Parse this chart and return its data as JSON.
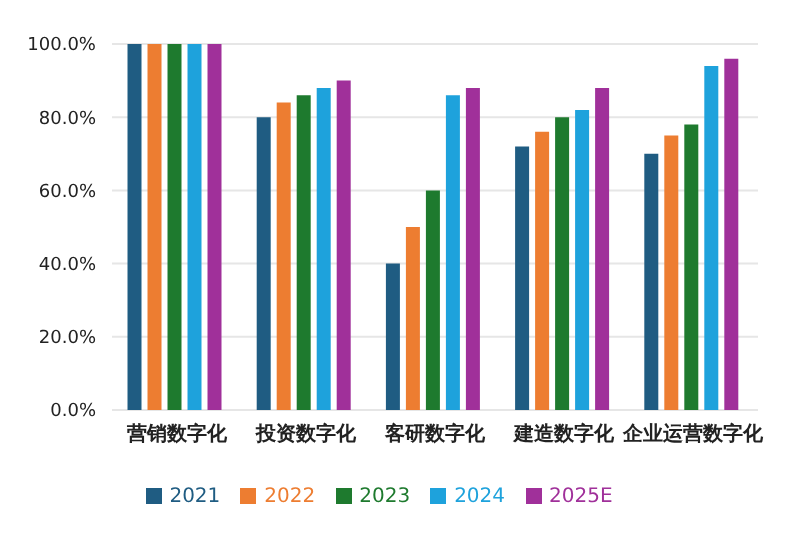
{
  "chart_data": {
    "type": "bar",
    "categories": [
      "营销数字化",
      "投资数字化",
      "客研数字化",
      "建造数字化",
      "企业运营数字化"
    ],
    "series": [
      {
        "name": "2021",
        "color": "#1f5c82",
        "values": [
          100,
          80,
          40,
          72,
          70
        ]
      },
      {
        "name": "2022",
        "color": "#ed7d31",
        "values": [
          100,
          84,
          50,
          76,
          75
        ]
      },
      {
        "name": "2023",
        "color": "#1e7a2e",
        "values": [
          100,
          86,
          60,
          80,
          78
        ]
      },
      {
        "name": "2024",
        "color": "#1ea2dc",
        "values": [
          100,
          88,
          86,
          82,
          94
        ]
      },
      {
        "name": "2025E",
        "color": "#a0309a",
        "values": [
          100,
          90,
          88,
          88,
          96
        ]
      }
    ],
    "ylim": [
      0,
      100
    ],
    "yticks": [
      {
        "value": 0,
        "label": "0.0%"
      },
      {
        "value": 20,
        "label": "20.0%"
      },
      {
        "value": 40,
        "label": "40.0%"
      },
      {
        "value": 60,
        "label": "60.0%"
      },
      {
        "value": 80,
        "label": "80.0%"
      },
      {
        "value": 100,
        "label": "100.0%"
      }
    ],
    "grid": "y",
    "legend": "bottom"
  }
}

+ + +

Skip the pictures and transcribe the rest of the records exactly.

### Solution to this task
Parse this chart and return its data as JSON.
{
  "chart_data": {
    "type": "bar",
    "categories": [
      "营销数字化",
      "投资数字化",
      "客研数字化",
      "建造数字化",
      "企业运营数字化"
    ],
    "series": [
      {
        "name": "2021",
        "color": "#1f5c82",
        "values": [
          100,
          80,
          40,
          72,
          70
        ]
      },
      {
        "name": "2022",
        "color": "#ed7d31",
        "values": [
          100,
          84,
          50,
          76,
          75
        ]
      },
      {
        "name": "2023",
        "color": "#1e7a2e",
        "values": [
          100,
          86,
          60,
          80,
          78
        ]
      },
      {
        "name": "2024",
        "color": "#1ea2dc",
        "values": [
          100,
          88,
          86,
          82,
          94
        ]
      },
      {
        "name": "2025E",
        "color": "#a0309a",
        "values": [
          100,
          90,
          88,
          88,
          96
        ]
      }
    ],
    "ylim": [
      0,
      100
    ],
    "yticks": [
      {
        "value": 0,
        "label": "0.0%"
      },
      {
        "value": 20,
        "label": "20.0%"
      },
      {
        "value": 40,
        "label": "40.0%"
      },
      {
        "value": 60,
        "label": "60.0%"
      },
      {
        "value": 80,
        "label": "80.0%"
      },
      {
        "value": 100,
        "label": "100.0%"
      }
    ],
    "grid": "y",
    "legend": "bottom"
  }
}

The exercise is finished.